▶ [Source records]
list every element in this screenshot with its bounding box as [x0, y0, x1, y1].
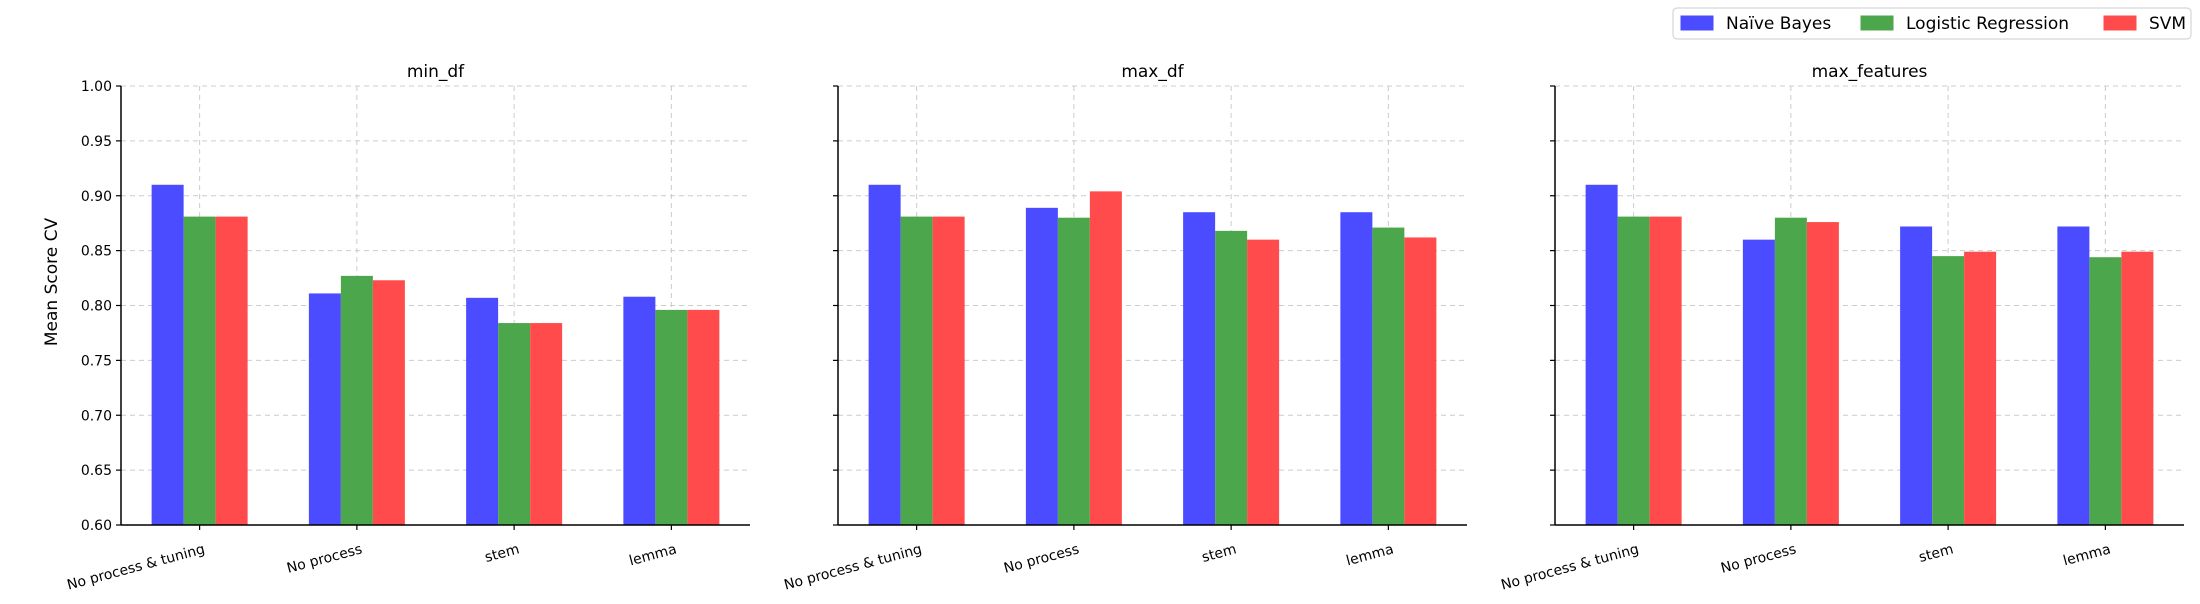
bar-Naïve Bayes [1742, 239, 1775, 525]
bar-Logistic Regression [2089, 257, 2122, 525]
bar-SVM [372, 280, 405, 525]
x-tick-label: stem [1200, 541, 1238, 566]
panel-title: max_features [1812, 62, 1928, 82]
bar-SVM [1247, 239, 1280, 525]
bar-Logistic Regression [1932, 256, 1965, 525]
y-tick-label: 0.90 [81, 189, 112, 205]
x-tick-label: No process [1002, 541, 1081, 576]
legend-frame [1672, 7, 2192, 40]
y-tick-label: 0.75 [81, 353, 112, 369]
y-tick-label: 0.70 [81, 408, 112, 424]
legend-swatch [2103, 15, 2137, 31]
bar-SVM [687, 309, 720, 525]
y-tick-label: 0.80 [81, 299, 112, 315]
bar-Naïve Bayes [466, 297, 499, 525]
chart-panel-max_features: max_features No process & tuning No proces… [1499, 62, 2184, 594]
y-tick-label: 0.65 [81, 463, 112, 479]
bar-Naïve Bayes [2057, 226, 2090, 526]
bar-SVM [1649, 216, 1682, 526]
bar-Naïve Bayes [868, 184, 901, 525]
bar-Logistic Regression [1617, 216, 1650, 526]
bar-SVM [1806, 222, 1839, 525]
y-axis-label: Mean Score CV [42, 218, 62, 347]
legend-swatch [1680, 15, 1714, 31]
bar-Logistic Regression [900, 216, 933, 526]
x-tick-label: No process & tuning [1499, 541, 1640, 593]
bar-Logistic Regression [498, 323, 531, 525]
chart-panels: min_df 0.60 0.65 0.70 0.75 0.80 0.85 0.90 0.95 1.… [65, 62, 2184, 594]
chart-panel-min_df: min_df 0.60 0.65 0.70 0.75 0.80 0.85 0.90 0.95 1.… [65, 62, 750, 594]
x-tick-label: lemma [2062, 541, 2113, 569]
bar-Logistic Regression [1774, 217, 1807, 525]
bar-SVM [530, 323, 563, 525]
bar-Logistic Regression [1372, 227, 1405, 525]
bar-Naïve Bayes [1340, 212, 1373, 525]
y-tick-label: 1.00 [81, 79, 112, 95]
x-tick-label: No process & tuning [782, 541, 923, 593]
legend-label: Logistic Regression [1906, 14, 2069, 34]
bar-SVM [1404, 237, 1437, 525]
bar-Logistic Regression [340, 275, 373, 525]
bar-Logistic Regression [655, 309, 688, 525]
legend-swatch [1860, 15, 1894, 31]
bar-Naïve Bayes [308, 293, 341, 525]
bar-SVM [1089, 191, 1122, 526]
chart-panel-max_df: max_df No process & tuning No process stem l… [782, 62, 1467, 594]
x-tick-label: stem [483, 541, 521, 566]
x-tick-label: lemma [628, 541, 679, 569]
x-tick-label: No process & tuning [65, 541, 206, 593]
y-tick-label: 0.95 [81, 134, 112, 150]
x-tick-label: stem [1917, 541, 1955, 566]
legend-label: SVM [2149, 14, 2186, 34]
bar-Logistic Regression [183, 216, 216, 526]
bar-Naïve Bayes [1183, 212, 1216, 525]
bar-SVM [215, 216, 248, 526]
legend: Naïve Bayes Logistic Regression SVM [1672, 7, 2192, 40]
x-tick-label: lemma [1345, 541, 1396, 569]
bar-Naïve Bayes [1025, 207, 1058, 525]
bar-Naïve Bayes [1900, 226, 1933, 526]
x-tick-label: No process [1719, 541, 1798, 576]
y-tick-label: 0.60 [81, 518, 112, 534]
bar-Naïve Bayes [151, 184, 184, 525]
bar-Naïve Bayes [1585, 184, 1618, 525]
bar-SVM [1964, 251, 1997, 525]
bar-Logistic Regression [1057, 217, 1090, 525]
bar-Naïve Bayes [623, 296, 656, 525]
panel-title: max_df [1121, 62, 1184, 82]
bar-SVM [2121, 251, 2154, 525]
bar-Logistic Regression [1215, 230, 1248, 525]
panel-title: min_df [407, 62, 465, 82]
legend-label: Naïve Bayes [1726, 14, 1831, 34]
x-tick-label: No process [285, 541, 364, 576]
bar-SVM [932, 216, 965, 526]
y-tick-label: 0.85 [81, 244, 112, 260]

▶ [Your goal] Write out the records above again, swapping each "Naïve Bayes" for "Naive Bayes" and leaving everything else unchanged. Leave out the pictures.

▶ [Solution to this task]
list every element in this screenshot with its bounding box as [x0, y0, x1, y1].
bar-Naive Bayes [1742, 239, 1775, 525]
bar-Logistic Regression [2089, 257, 2122, 525]
bar-SVM [372, 280, 405, 525]
x-tick-label: stem [1200, 541, 1238, 566]
panel-title: max_features [1812, 62, 1928, 82]
bar-SVM [1247, 239, 1280, 525]
bar-Logistic Regression [1932, 256, 1965, 525]
y-tick-label: 0.90 [81, 189, 112, 205]
x-tick-label: No process [1002, 541, 1081, 576]
legend-frame [1672, 7, 2192, 40]
y-tick-label: 0.75 [81, 353, 112, 369]
y-tick-label: 0.70 [81, 408, 112, 424]
legend-swatch [2103, 15, 2137, 31]
bar-SVM [687, 309, 720, 525]
y-tick-label: 0.80 [81, 299, 112, 315]
bar-Naive Bayes [466, 297, 499, 525]
chart-panel-max_features: max_features No process & tuning No proces… [1499, 62, 2184, 594]
y-tick-label: 0.65 [81, 463, 112, 479]
bar-Naive Bayes [2057, 226, 2090, 526]
bar-SVM [1649, 216, 1682, 526]
bar-Naive Bayes [868, 184, 901, 525]
bar-Logistic Regression [1617, 216, 1650, 526]
bar-SVM [1806, 222, 1839, 525]
y-axis-label: Mean Score CV [42, 218, 62, 347]
legend-swatch [1680, 15, 1714, 31]
bar-Logistic Regression [900, 216, 933, 526]
x-tick-label: No process & tuning [1499, 541, 1640, 593]
bar-Logistic Regression [498, 323, 531, 525]
chart-panels: min_df 0.60 0.65 0.70 0.75 0.80 0.85 0.90 0.95 1.… [65, 62, 2184, 594]
chart-panel-min_df: min_df 0.60 0.65 0.70 0.75 0.80 0.85 0.90 0.95 1.… [65, 62, 750, 594]
x-tick-label: lemma [2062, 541, 2113, 569]
bar-Logistic Regression [1774, 217, 1807, 525]
bar-SVM [530, 323, 563, 525]
bar-Logistic Regression [1372, 227, 1405, 525]
bar-Naive Bayes [1340, 212, 1373, 525]
y-tick-label: 1.00 [81, 79, 112, 95]
x-tick-label: No process & tuning [782, 541, 923, 593]
legend-label: Logistic Regression [1906, 14, 2069, 34]
bar-SVM [1404, 237, 1437, 525]
bar-Logistic Regression [340, 275, 373, 525]
bar-Logistic Regression [655, 309, 688, 525]
legend-swatch [1860, 15, 1894, 31]
bar-Naive Bayes [308, 293, 341, 525]
bar-SVM [1089, 191, 1122, 526]
chart-panel-max_df: max_df No process & tuning No process stem l… [782, 62, 1467, 594]
x-tick-label: stem [483, 541, 521, 566]
x-tick-label: lemma [628, 541, 679, 569]
x-tick-label: No process & tuning [65, 541, 206, 593]
y-tick-label: 0.95 [81, 134, 112, 150]
x-tick-label: stem [1917, 541, 1955, 566]
legend-label: SVM [2149, 14, 2186, 34]
bar-Logistic Regression [183, 216, 216, 526]
bar-Naive Bayes [1183, 212, 1216, 525]
bar-SVM [215, 216, 248, 526]
legend: Naive Bayes Logistic Regression SVM [1672, 7, 2192, 40]
x-tick-label: lemma [1345, 541, 1396, 569]
bar-Naive Bayes [1025, 207, 1058, 525]
bar-Naive Bayes [1900, 226, 1933, 526]
x-tick-label: No process [1719, 541, 1798, 576]
y-tick-label: 0.60 [81, 518, 112, 534]
bar-Naive Bayes [151, 184, 184, 525]
bar-Naive Bayes [1585, 184, 1618, 525]
bar-SVM [1964, 251, 1997, 525]
bar-Logistic Regression [1057, 217, 1090, 525]
bar-Naive Bayes [623, 296, 656, 525]
panel-title: max_df [1121, 62, 1184, 82]
bar-SVM [2121, 251, 2154, 525]
bar-Logistic Regression [1215, 230, 1248, 525]
panel-title: min_df [407, 62, 465, 82]
legend-label: Naive Bayes [1726, 14, 1831, 34]
x-tick-label: No process [285, 541, 364, 576]
bar-SVM [932, 216, 965, 526]
y-tick-label: 0.85 [81, 244, 112, 260]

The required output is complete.